═══ Supplied information

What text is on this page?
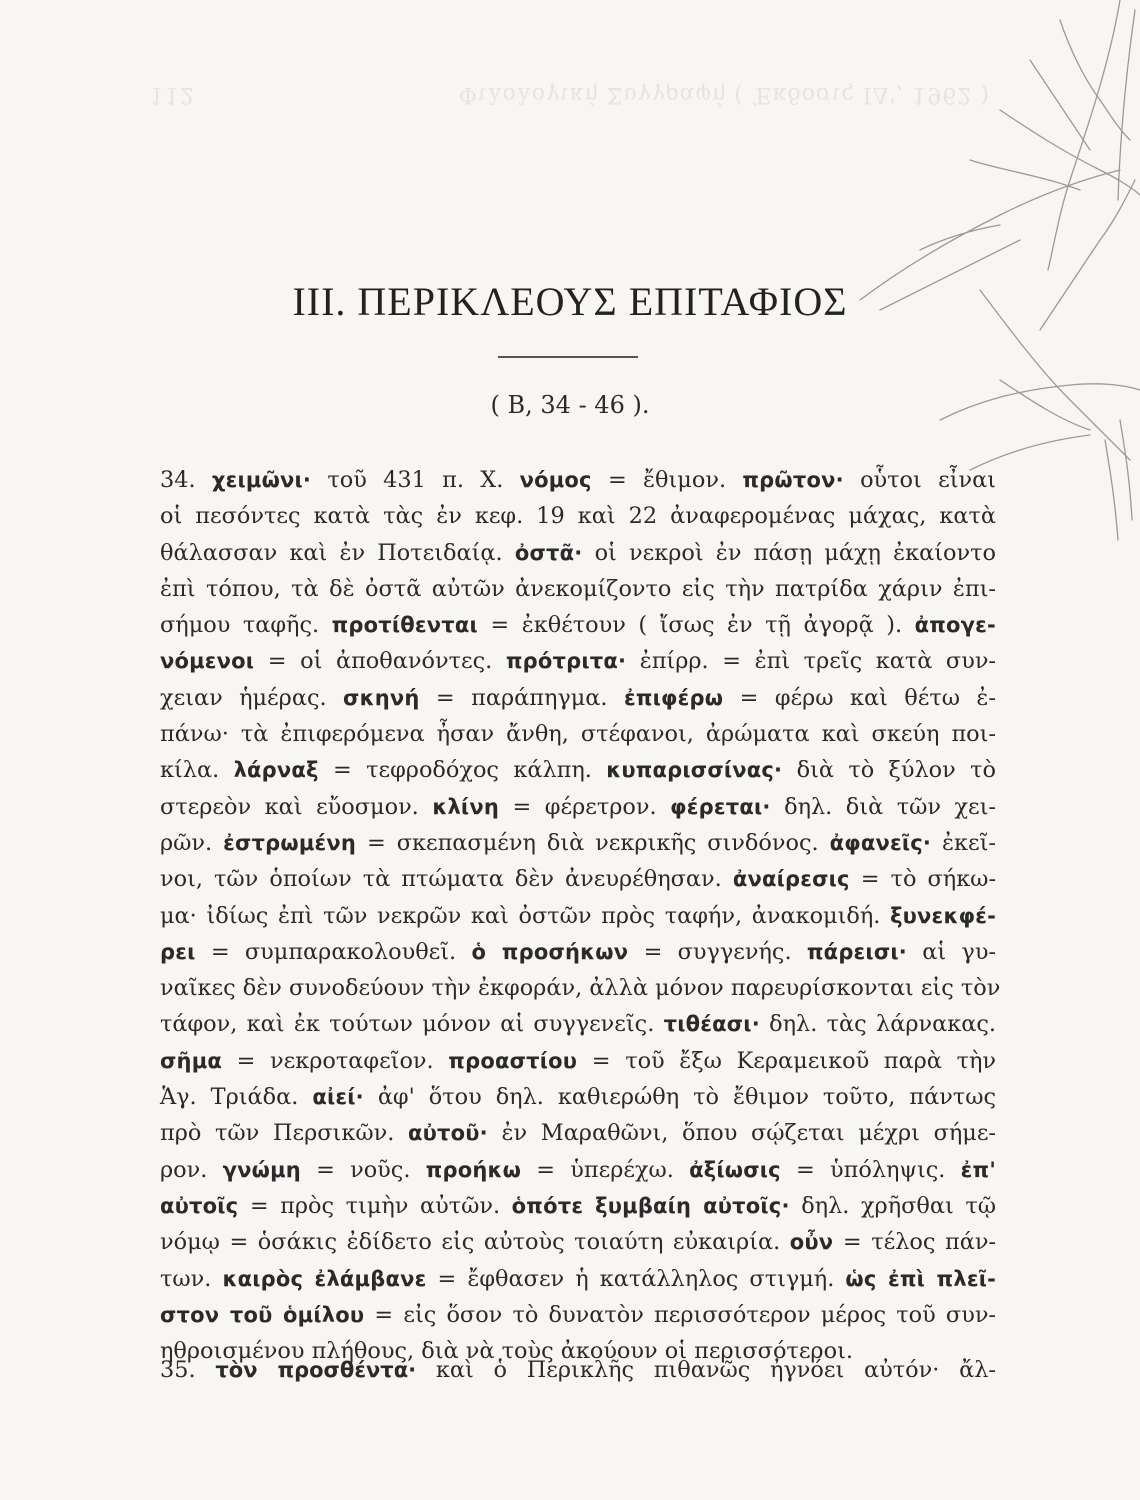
112	Φιλολογική Συγγραφή ( Έκδοσις ΙΔ', 1962 )
III. ΠΕΡΙΚΛΕΟΥΣ ΕΠΙΤΑΦΙΟΣ
( Β, 34 - 46 ).
34. χειμῶνι· τοῦ 431 π. Χ. νόμος = ἔθιμον. πρῶτον· οὗτοι εἶναι
οἱ πεσόντες κατὰ τὰς ἐν κεφ. 19 καὶ 22 ἀναφερομένας μάχας, κατὰ
θάλασσαν καὶ ἐν Ποτειδαίᾳ. ὀστᾶ· οἱ νεκροὶ ἐν πάσῃ μάχῃ ἐκαίοντο
ἐπὶ τόπου, τὰ δὲ ὀστᾶ αὐτῶν ἀνεκομίζοντο εἰς τὴν πατρίδα χάριν ἐπι-
σήμου ταφῆς. προτίθενται = ἐκθέτουν ( ἴσως ἐν τῇ ἀγορᾷ ). ἀπογε-
νόμενοι = οἱ ἀποθανόντες. πρότριτα· ἐπίρρ. = ἐπὶ τρεῖς κατὰ συν-
χειαν ἡμέρας. σκηνή = παράπηγμα. ἐπιφέρω = φέρω καὶ θέτω ἐ-
πάνω· τὰ ἐπιφερόμενα ἦσαν ἄνθη, στέφανοι, ἀρώματα καὶ σκεύη ποι-
κίλα. λάρναξ = τεφροδόχος κάλπη. κυπαρισσίνας· διὰ τὸ ξύλον τὸ
στερεὸν καὶ εὔοσμον. κλίνη = φέρετρον. φέρεται· δηλ. διὰ τῶν χει-
ρῶν. ἐστρωμένη = σκεπασμένη διὰ νεκρικῆς σινδόνος. ἀφανεῖς· ἐκεῖ-
νοι, τῶν ὁποίων τὰ πτώματα δὲν ἀνευρέθησαν. ἀναίρεσις = τὸ σήκω-
μα· ἰδίως ἐπὶ τῶν νεκρῶν καὶ ὀστῶν πρὸς ταφήν, ἀνακομιδή. ξυνεκφέ-
ρει = συμπαρακολουθεῖ. ὁ προσήκων = συγγενής. πάρεισι· αἱ γυ-
ναῖκες δὲν συνοδεύουν τὴν ἐκφοράν, ἀλλὰ μόνον παρευρίσκονται εἰς τὸν
τάφον, καὶ ἐκ τούτων μόνον αἱ συγγενεῖς. τιθέασι· δηλ. τὰς λάρνακας.
σῆμα = νεκροταφεῖον. προαστίου = τοῦ ἔξω Κεραμεικοῦ παρὰ τὴν
Ἁγ. Τριάδα. αἰεί· ἀφ' ὅτου δηλ. καθιερώθη τὸ ἔθιμον τοῦτο, πάντως
πρὸ τῶν Περσικῶν. αὐτοῦ· ἐν Μαραθῶνι, ὅπου σῴζεται μέχρι σήμε-
ρον. γνώμη = νοῦς. προήκω = ὑπερέχω. ἀξίωσις = ὑπόληψις. ἐπ'
αὐτοῖς = πρὸς τιμὴν αὐτῶν. ὁπότε ξυμβαίη αὐτοῖς· δηλ. χρῆσθαι τῷ
νόμῳ = ὁσάκις ἐδίδετο εἰς αὐτοὺς τοιαύτη εὐκαιρία. οὖν = τέλος πάν-
των. καιρὸς ἐλάμβανε = ἔφθασεν ἡ κατάλληλος στιγμή. ὡς ἐπὶ πλεῖ-
στον τοῦ ὁμίλου = εἰς ὅσον τὸ δυνατὸν περισσότερον μέρος τοῦ συν-
ηθροισμένου πλήθους, διὰ νὰ τοὺς ἀκούουν οἱ περισσότεροι.
35. τὸν προσθέντα· καὶ ὁ Περικλῆς πιθανῶς ἠγνόει αὐτόν· ἄλ-
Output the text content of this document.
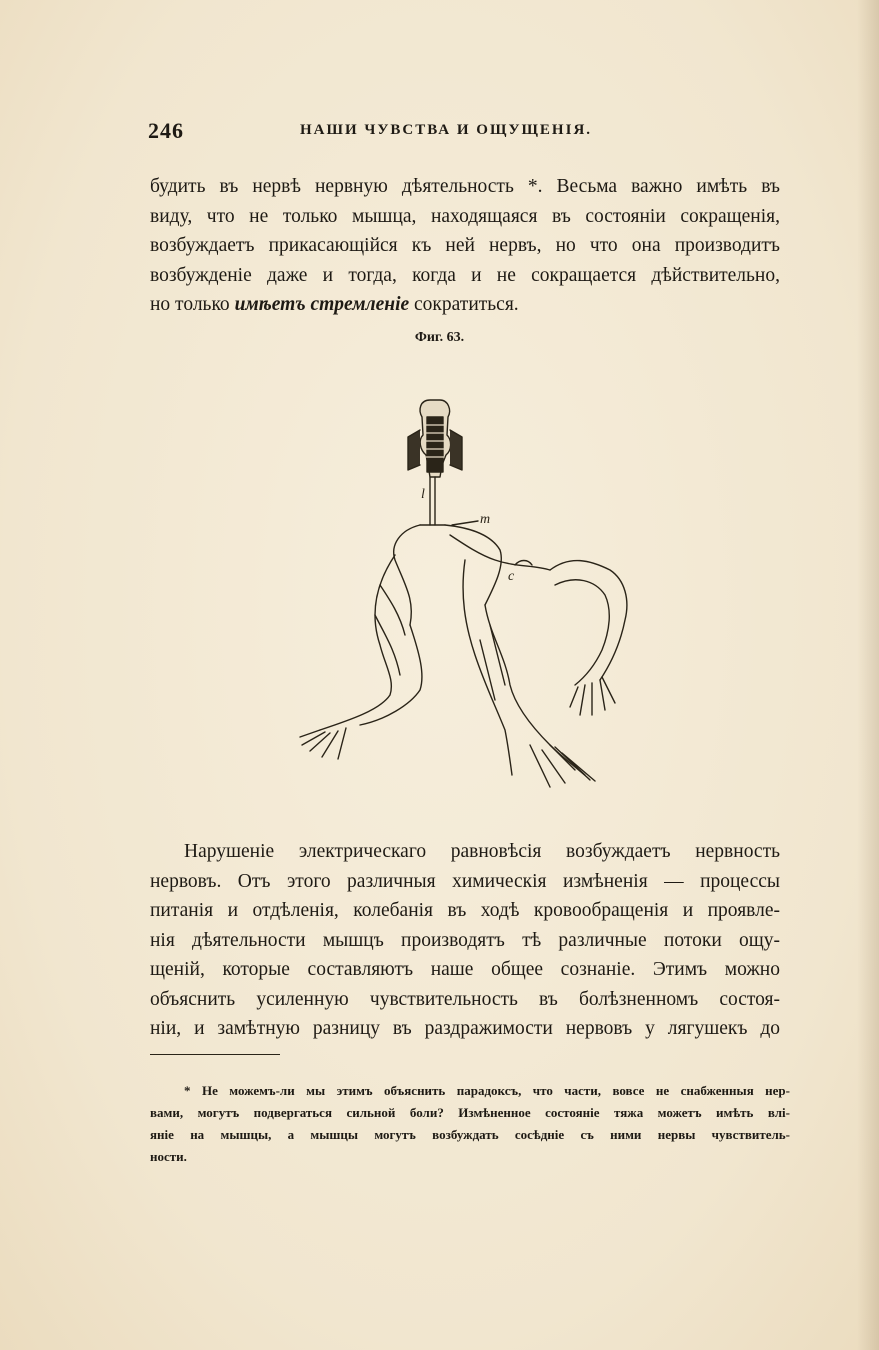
246	НАШИ ЧУВСТВА И ОЩУЩЕНІЯ.
будить въ нервѣ нервную дѣятельность *. Весьма важно имѣть въ
виду, что не только мышца, находящаяся въ состояніи сокращенія,
возбуждаетъ прикасающійся къ ней нервъ, но что она производитъ
возбужденіе даже и тогда, когда и не сокращается дѣйствительно,
но только имѣетъ стремленіе сократиться.
Фиг. 63.
l
m
c
Нарушеніе электрическаго равновѣсія возбуждаетъ нервность
нервовъ. Отъ этого различныя химическія измѣненія — процессы
питанія и отдѣленія, колебанія въ ходѣ кровообращенія и проявле-
нія дѣятельности мышцъ производятъ тѣ различные потоки ощу-
щеній, которые составляютъ наше общее сознаніе. Этимъ можно
объяснить усиленную чувствительность въ болѣзненномъ состоя-
ніи, и замѣтную разницу въ раздражимости нервовъ у лягушекъ до
* Не можемъ-ли мы этимъ объяснить парадоксъ, что части, вовсе не снабженныя нер-
вами, могутъ подвергаться сильной боли? Измѣненное состояніе тяжа можетъ имѣть влі-
яніе на мышцы, а мышцы могутъ возбуждать сосѣдніе съ ними нервы чувствитель-
ности.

══════

Written instruction — Find the lines containing "возбуждаетъ" and pull them out.

Response to the task —
возбуждаетъ прикасающійся къ ней нервъ, но что она производитъ
Нарушеніе электрическаго равновѣсія возбуждаетъ нервность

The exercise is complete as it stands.